◆ **Required task**
Everything in the listing except the pictures should be written out exactly.

##############################

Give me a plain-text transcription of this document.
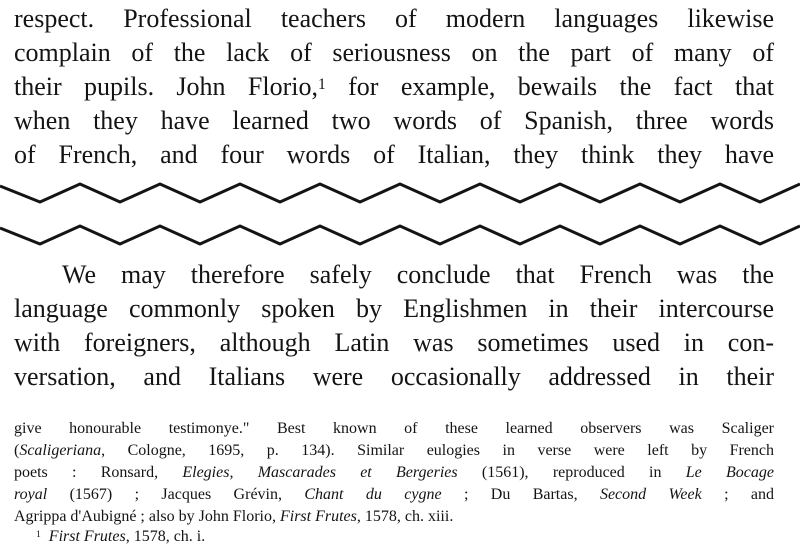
respect. Professional teachers of modern languages likewise
complain of the lack of seriousness on the part of many of
their pupils. John Florio,$^1$ for example, bewails the fact that
when they have learned two words of Spanish, three words
of French, and four words of Italian, they think they have
We may therefore safely conclude that French was the
language commonly spoken by Englishmen in their intercourse
with foreigners, although Latin was sometimes used in con-
versation, and Italians were occasionally addressed in their
give honourable testimonye." Best known of these learned observers was Scaliger
(Scaligeriana, Cologne, 1695, p. 134). Similar eulogies in verse were left by French
poets : Ronsard, Elegies, Mascarades et Bergeries (1561), reproduced in Le Bocage
royal (1567) ; Jacques Grévin, Chant du cygne ; Du Bartas, Second Week ; and
Agrippa d'Aubigné ; also by John Florio, First Frutes, 1578, ch. xiii.
$^1$ First Frutes, 1578, ch. i.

##############################

◆ **Solution for this exercise**
Give me a plain-text transcription of this document.
respect. Professional teachers of modern languages likewise
complain of the lack of seriousness on the part of many of
their pupils. John Florio,$^1$ for example, bewails the fact that
when they have learned two words of Spanish, three words
of French, and four words of Italian, they think they have
We may therefore safely conclude that French was the
language commonly spoken by Englishmen in their intercourse
with foreigners, although Latin was sometimes used in con-
versation, and Italians were occasionally addressed in their
give honourable testimonye." Best known of these learned observers was Scaliger
(Scaligeriana, Cologne, 1695, p. 134). Similar eulogies in verse were left by French
poets : Ronsard, Elegies, Mascarades et Bergeries (1561), reproduced in Le Bocage
royal (1567) ; Jacques Grévin, Chant du cygne ; Du Bartas, Second Week ; and
Agrippa d'Aubigné ; also by John Florio, First Frutes, 1578, ch. xiii.
$^1$ First Frutes, 1578, ch. i.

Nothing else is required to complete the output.